== WHAT YOU ARE ASKED TO DO ==
Copy out each line containing "custom" from the entries below.

== SUPPLIED MATERIAL ==
***
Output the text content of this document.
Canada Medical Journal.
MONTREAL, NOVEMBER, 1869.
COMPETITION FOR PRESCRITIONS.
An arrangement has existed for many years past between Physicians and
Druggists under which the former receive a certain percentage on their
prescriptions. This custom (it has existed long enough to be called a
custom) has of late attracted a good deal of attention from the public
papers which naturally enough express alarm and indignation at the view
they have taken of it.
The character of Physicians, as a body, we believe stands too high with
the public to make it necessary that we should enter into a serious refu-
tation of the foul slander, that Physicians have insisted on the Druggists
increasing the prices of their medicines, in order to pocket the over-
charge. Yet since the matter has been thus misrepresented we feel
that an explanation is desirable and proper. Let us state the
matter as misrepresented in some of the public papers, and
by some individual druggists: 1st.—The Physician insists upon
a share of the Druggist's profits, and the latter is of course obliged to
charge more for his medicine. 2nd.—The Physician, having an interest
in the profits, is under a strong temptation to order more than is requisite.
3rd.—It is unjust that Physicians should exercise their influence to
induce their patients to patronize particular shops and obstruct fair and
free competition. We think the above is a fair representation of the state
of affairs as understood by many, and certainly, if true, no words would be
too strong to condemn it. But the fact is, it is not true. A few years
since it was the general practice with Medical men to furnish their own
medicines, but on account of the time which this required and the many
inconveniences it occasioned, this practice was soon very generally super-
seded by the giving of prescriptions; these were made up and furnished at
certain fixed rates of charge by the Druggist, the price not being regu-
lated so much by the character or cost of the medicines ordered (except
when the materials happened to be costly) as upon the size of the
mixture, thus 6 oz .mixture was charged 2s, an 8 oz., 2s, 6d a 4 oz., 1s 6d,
***
== WRITTEN SOLUTION ==
prescriptions. This custom (it has existed long enough to be called a
custom) has of late attracted a good deal of attention from the public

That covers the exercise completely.